→ Problem
Copy the data below exactly.

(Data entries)
● ● ● ●

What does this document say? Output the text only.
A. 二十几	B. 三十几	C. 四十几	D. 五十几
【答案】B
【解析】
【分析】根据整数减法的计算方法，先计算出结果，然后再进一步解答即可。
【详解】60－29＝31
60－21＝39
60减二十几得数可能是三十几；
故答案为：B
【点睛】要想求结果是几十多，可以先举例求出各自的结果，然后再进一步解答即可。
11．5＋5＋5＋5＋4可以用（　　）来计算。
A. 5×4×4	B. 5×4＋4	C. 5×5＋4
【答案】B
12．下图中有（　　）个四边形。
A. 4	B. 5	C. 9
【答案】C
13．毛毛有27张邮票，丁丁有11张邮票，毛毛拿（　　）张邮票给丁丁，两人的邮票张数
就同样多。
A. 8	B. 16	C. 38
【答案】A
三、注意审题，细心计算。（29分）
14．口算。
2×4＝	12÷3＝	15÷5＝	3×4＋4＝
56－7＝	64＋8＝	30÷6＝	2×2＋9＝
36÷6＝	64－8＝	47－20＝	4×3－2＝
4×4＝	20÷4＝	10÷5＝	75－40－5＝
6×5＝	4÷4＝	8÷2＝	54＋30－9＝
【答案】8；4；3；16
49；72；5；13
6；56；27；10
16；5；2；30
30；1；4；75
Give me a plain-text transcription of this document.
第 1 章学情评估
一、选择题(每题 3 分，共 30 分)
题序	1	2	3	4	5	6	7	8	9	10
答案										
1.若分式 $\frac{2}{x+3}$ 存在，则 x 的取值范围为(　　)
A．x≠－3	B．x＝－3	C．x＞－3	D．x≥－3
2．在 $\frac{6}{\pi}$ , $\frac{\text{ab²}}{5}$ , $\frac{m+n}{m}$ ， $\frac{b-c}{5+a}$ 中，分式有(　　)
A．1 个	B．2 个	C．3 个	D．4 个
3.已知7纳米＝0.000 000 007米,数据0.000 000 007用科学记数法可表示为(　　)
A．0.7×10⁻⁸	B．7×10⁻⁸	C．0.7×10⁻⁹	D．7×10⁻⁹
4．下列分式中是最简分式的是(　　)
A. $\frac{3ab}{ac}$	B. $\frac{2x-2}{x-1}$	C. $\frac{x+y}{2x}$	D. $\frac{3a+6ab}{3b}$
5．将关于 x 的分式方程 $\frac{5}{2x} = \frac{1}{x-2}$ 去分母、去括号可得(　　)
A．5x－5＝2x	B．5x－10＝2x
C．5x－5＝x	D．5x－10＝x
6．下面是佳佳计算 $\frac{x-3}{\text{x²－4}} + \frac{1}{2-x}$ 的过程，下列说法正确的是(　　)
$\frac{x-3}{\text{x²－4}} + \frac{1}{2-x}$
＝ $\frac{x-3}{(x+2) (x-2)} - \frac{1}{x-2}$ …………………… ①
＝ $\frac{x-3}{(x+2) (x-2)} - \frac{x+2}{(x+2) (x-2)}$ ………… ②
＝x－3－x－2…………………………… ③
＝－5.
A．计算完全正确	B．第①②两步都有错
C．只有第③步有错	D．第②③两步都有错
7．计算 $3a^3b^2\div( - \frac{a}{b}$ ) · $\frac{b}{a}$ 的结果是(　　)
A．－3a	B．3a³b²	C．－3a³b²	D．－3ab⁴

● ● ● ●

→ Answer to this problem
What does this document say? Output the text only.
A. 二十几	B. 三十几	C. 四十几	D. 五十几
【答案】B
【解析】
【分析】根据整数减法的计算方法，先计算出结果，然后再进一步解答即可。
【详解】60－29＝31
60－21＝39
60减二十几得数可能是三十几；
故答案为：B
【点睛】要想求结果是几十多，可以先举例求出各自的结果，然后再进一步解答即可。
11．5＋5＋5＋5＋4可以用（　　）来计算。
A. 5×4×4	B. 5×4＋4	C. 5×5＋4
【答案】B
12．下图中有（　　）个四边形。
A. 4	B. 5	C. 9
【答案】C
13．毛毛有27张邮票，丁丁有11张邮票，毛毛拿（　　）张邮票给丁丁，两人的邮票张数
就同样多。
A. 8	B. 16	C. 38
【答案】A
三、注意审题，细心计算。（29分）
14．口算。
2×4＝	12÷3＝	15÷5＝	3×4＋4＝
56－7＝	64＋8＝	30÷6＝	2×2＋9＝
36÷6＝	64－8＝	47－20＝	4×3－2＝
4×4＝	20÷4＝	10÷5＝	75－40－5＝
6×5＝	4÷4＝	8÷2＝	54＋30－9＝
【答案】8；4；3；16
49；72；5；13
6；56；27；10
16；5；2；30
30；1；4；75
Give me a plain-text transcription of this document.
第 1 章学情评估
一、选择题(每题 3 分，共 30 分)
题序	1	2	3	4	5	6	7	8	9	10
答案										
1.若分式 $\frac{2}{x+3}$ 存在，则 x 的取值范围为(　　)
A．x≠－3	B．x＝－3	C．x＞－3	D．x≥－3
2．在 $\frac{6}{\pi}$ , $\frac{\text{ab²}}{5}$ , $\frac{m+n}{m}$ ， $\frac{b-c}{5+a}$ 中，分式有(　　)
A．1 个	B．2 个	C．3 个	D．4 个
3.已知7纳米＝0.000 000 007米,数据0.000 000 007用科学记数法可表示为(　　)
A．0.7×10⁻⁸	B．7×10⁻⁸	C．0.7×10⁻⁹	D．7×10⁻⁹
4．下列分式中是最简分式的是(　　)
A. $\frac{3ab}{ac}$	B. $\frac{2x-2}{x-1}$	C. $\frac{x+y}{2x}$	D. $\frac{3a+6ab}{3b}$
5．将关于 x 的分式方程 $\frac{5}{2x} = \frac{1}{x-2}$ 去分母、去括号可得(　　)
A．5x－5＝2x	B．5x－10＝2x
C．5x－5＝x	D．5x－10＝x
6．下面是佳佳计算 $\frac{x-3}{\text{x²－4}} + \frac{1}{2-x}$ 的过程，下列说法正确的是(　　)
$\frac{x-3}{\text{x²－4}} + \frac{1}{2-x}$
＝ $\frac{x-3}{(x+2) (x-2)} - \frac{1}{x-2}$ …………………… ①
＝ $\frac{x-3}{(x+2) (x-2)} - \frac{x+2}{(x+2) (x-2)}$ ………… ②
＝x－3－x－2…………………………… ③
＝－5.
A．计算完全正确	B．第①②两步都有错
C．只有第③步有错	D．第②③两步都有错
7．计算 $3a^3b^2\div( - \frac{a}{b}$ ) · $\frac{b}{a}$ 的结果是(　　)
A．－3a	B．3a³b²	C．－3a³b²	D．－3ab⁴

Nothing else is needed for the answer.